▸ Your instructions
For this exercise, copy out each line of the material below that includes "from".

(Lines of data)
•••••

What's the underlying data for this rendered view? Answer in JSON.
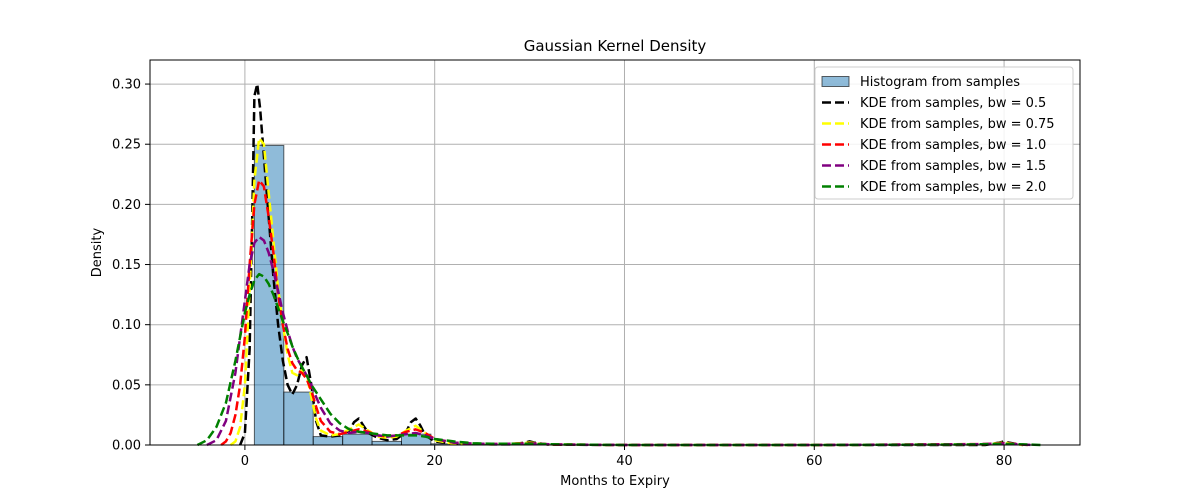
{
  "chart_data": {
    "type": "bar",
    "title": "Gaussian Kernel Density",
    "xlabel": "Months to Expiry",
    "ylabel": "Density",
    "xlim": [
      -10,
      88
    ],
    "ylim": [
      0,
      0.32
    ],
    "xticks": [
      0,
      20,
      40,
      60,
      80
    ],
    "xtick_labels": [
      "0",
      "20",
      "40",
      "60",
      "80"
    ],
    "yticks": [
      0.0,
      0.05,
      0.1,
      0.15,
      0.2,
      0.25,
      0.3
    ],
    "ytick_labels": [
      "0.00",
      "0.05",
      "0.10",
      "0.15",
      "0.20",
      "0.25",
      "0.30"
    ],
    "grid": true,
    "legend_position": "top-right",
    "histogram": {
      "name": "Histogram from samples",
      "color": "#1f77b4",
      "edges": [
        1,
        4.1,
        7.2,
        10.3,
        13.4,
        16.5,
        19.6,
        22.7,
        25.8,
        28.9,
        32.0,
        82
      ],
      "values": [
        0.249,
        0.044,
        0.007,
        0.009,
        0.003,
        0.009,
        0.001,
        0.0005,
        0.0003,
        0.0008,
        0.0002
      ]
    },
    "series": [
      {
        "name": "KDE from samples, bw = 0.5",
        "color": "#000000",
        "x": [
          -0.5,
          0,
          0.5,
          0.8,
          1.0,
          1.3,
          1.6,
          2.0,
          2.5,
          3.0,
          3.5,
          4.0,
          4.5,
          5.0,
          5.5,
          6.0,
          6.5,
          7.0,
          7.5,
          8.0,
          9.0,
          10.0,
          11.0,
          11.5,
          12.0,
          12.5,
          13.0,
          14.0,
          15.0,
          16.0,
          17.0,
          17.5,
          18.0,
          18.5,
          19.0,
          20.0,
          22.0,
          24.0,
          26.0,
          28.0,
          29.5,
          30.0,
          30.5,
          32.0,
          40.0,
          60.0,
          78.0,
          79.5,
          80.0,
          80.5,
          82.0
        ],
        "y": [
          0.0,
          0.01,
          0.08,
          0.2,
          0.29,
          0.3,
          0.28,
          0.24,
          0.19,
          0.14,
          0.1,
          0.07,
          0.05,
          0.042,
          0.05,
          0.066,
          0.073,
          0.05,
          0.02,
          0.008,
          0.007,
          0.008,
          0.012,
          0.019,
          0.022,
          0.016,
          0.01,
          0.006,
          0.004,
          0.005,
          0.011,
          0.019,
          0.022,
          0.016,
          0.008,
          0.003,
          0.001,
          0.001,
          0.0005,
          0.0005,
          0.002,
          0.003,
          0.002,
          0.0003,
          0.0,
          0.0,
          0.0,
          0.002,
          0.003,
          0.002,
          0.0
        ]
      },
      {
        "name": "KDE from samples, bw = 0.75",
        "color": "#ffff00",
        "x": [
          -1.5,
          -1.0,
          -0.5,
          0,
          0.5,
          1.0,
          1.5,
          2.0,
          2.5,
          3.0,
          3.5,
          4.0,
          4.5,
          5.0,
          5.5,
          6.0,
          6.5,
          7.0,
          7.5,
          8.0,
          9.0,
          10.0,
          11.0,
          12.0,
          13.0,
          14.0,
          15.0,
          16.0,
          17.0,
          18.0,
          19.0,
          20.0,
          22.0,
          24.0,
          26.0,
          28.0,
          30.0,
          32.0,
          40.0,
          60.0,
          78.0,
          80.0,
          82.0
        ],
        "y": [
          0.0,
          0.003,
          0.015,
          0.05,
          0.13,
          0.22,
          0.255,
          0.25,
          0.21,
          0.17,
          0.13,
          0.1,
          0.075,
          0.06,
          0.058,
          0.062,
          0.058,
          0.04,
          0.022,
          0.012,
          0.008,
          0.009,
          0.013,
          0.017,
          0.012,
          0.007,
          0.006,
          0.007,
          0.012,
          0.016,
          0.01,
          0.004,
          0.001,
          0.001,
          0.0005,
          0.001,
          0.002,
          0.0005,
          0.0,
          0.0,
          0.0005,
          0.002,
          0.0
        ]
      },
      {
        "name": "KDE from samples, bw = 1.0",
        "color": "#ff0000",
        "x": [
          -2.5,
          -2.0,
          -1.5,
          -1.0,
          -0.5,
          0,
          0.5,
          1.0,
          1.5,
          2.0,
          2.5,
          3.0,
          3.5,
          4.0,
          4.5,
          5.0,
          5.5,
          6.0,
          6.5,
          7.0,
          7.5,
          8.0,
          9.0,
          10.0,
          11.0,
          12.0,
          13.0,
          14.0,
          15.0,
          16.0,
          17.0,
          18.0,
          19.0,
          20.0,
          22.0,
          24.0,
          26.0,
          28.0,
          30.0,
          32.0,
          40.0,
          60.0,
          78.0,
          80.0,
          82.5
        ],
        "y": [
          0.0,
          0.003,
          0.01,
          0.025,
          0.05,
          0.09,
          0.15,
          0.2,
          0.22,
          0.215,
          0.19,
          0.16,
          0.125,
          0.1,
          0.08,
          0.068,
          0.062,
          0.06,
          0.055,
          0.045,
          0.032,
          0.02,
          0.011,
          0.009,
          0.011,
          0.013,
          0.011,
          0.008,
          0.007,
          0.008,
          0.011,
          0.013,
          0.01,
          0.005,
          0.002,
          0.001,
          0.0008,
          0.001,
          0.0015,
          0.0005,
          0.0,
          0.0,
          0.0008,
          0.0015,
          0.0
        ]
      },
      {
        "name": "KDE from samples, bw = 1.5",
        "color": "#800080",
        "x": [
          -4.0,
          -3.0,
          -2.0,
          -1.0,
          0,
          0.5,
          1.0,
          1.5,
          2.0,
          2.5,
          3.0,
          3.5,
          4.0,
          4.5,
          5.0,
          5.5,
          6.0,
          6.5,
          7.0,
          7.5,
          8.0,
          9.0,
          10.0,
          11.0,
          12.0,
          13.0,
          14.0,
          15.0,
          16.0,
          17.0,
          18.0,
          19.0,
          20.0,
          22.0,
          24.0,
          26.0,
          28.0,
          30.0,
          33.0,
          40.0,
          60.0,
          77.0,
          80.0,
          83.0
        ],
        "y": [
          0.0,
          0.004,
          0.02,
          0.06,
          0.12,
          0.15,
          0.168,
          0.173,
          0.17,
          0.16,
          0.145,
          0.128,
          0.11,
          0.095,
          0.082,
          0.072,
          0.065,
          0.058,
          0.05,
          0.04,
          0.031,
          0.018,
          0.012,
          0.01,
          0.011,
          0.01,
          0.008,
          0.007,
          0.008,
          0.009,
          0.01,
          0.008,
          0.005,
          0.002,
          0.0012,
          0.0008,
          0.001,
          0.0012,
          0.0004,
          0.0,
          0.0,
          0.0006,
          0.0012,
          0.0
        ]
      },
      {
        "name": "KDE from samples, bw = 2.0",
        "color": "#008000",
        "x": [
          -5.0,
          -4.0,
          -3.0,
          -2.0,
          -1.0,
          0,
          0.5,
          1.0,
          1.5,
          2.0,
          2.5,
          3.0,
          3.5,
          4.0,
          4.5,
          5.0,
          5.5,
          6.0,
          6.5,
          7.0,
          8.0,
          9.0,
          10.0,
          11.0,
          12.0,
          13.0,
          14.0,
          15.0,
          16.0,
          17.0,
          18.0,
          19.0,
          20.0,
          22.0,
          24.0,
          26.0,
          28.0,
          30.0,
          34.0,
          40.0,
          60.0,
          76.0,
          80.0,
          84.0
        ],
        "y": [
          0.0,
          0.004,
          0.015,
          0.035,
          0.07,
          0.11,
          0.125,
          0.137,
          0.142,
          0.14,
          0.134,
          0.125,
          0.114,
          0.103,
          0.093,
          0.082,
          0.073,
          0.065,
          0.058,
          0.05,
          0.038,
          0.026,
          0.018,
          0.013,
          0.011,
          0.01,
          0.009,
          0.008,
          0.008,
          0.008,
          0.008,
          0.007,
          0.005,
          0.003,
          0.0015,
          0.001,
          0.001,
          0.001,
          0.0004,
          0.0,
          0.0,
          0.0004,
          0.001,
          0.0
        ]
      }
    ]
  }
}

•••••

▸ Result of the exercise
      "name": "Histogram from samples",
        "name": "KDE from samples, bw = 0.5",
        "name": "KDE from samples, bw = 0.75",
        "name": "KDE from samples, bw = 1.0",
        "name": "KDE from samples, bw = 1.5",
        "name": "KDE from samples, bw = 2.0",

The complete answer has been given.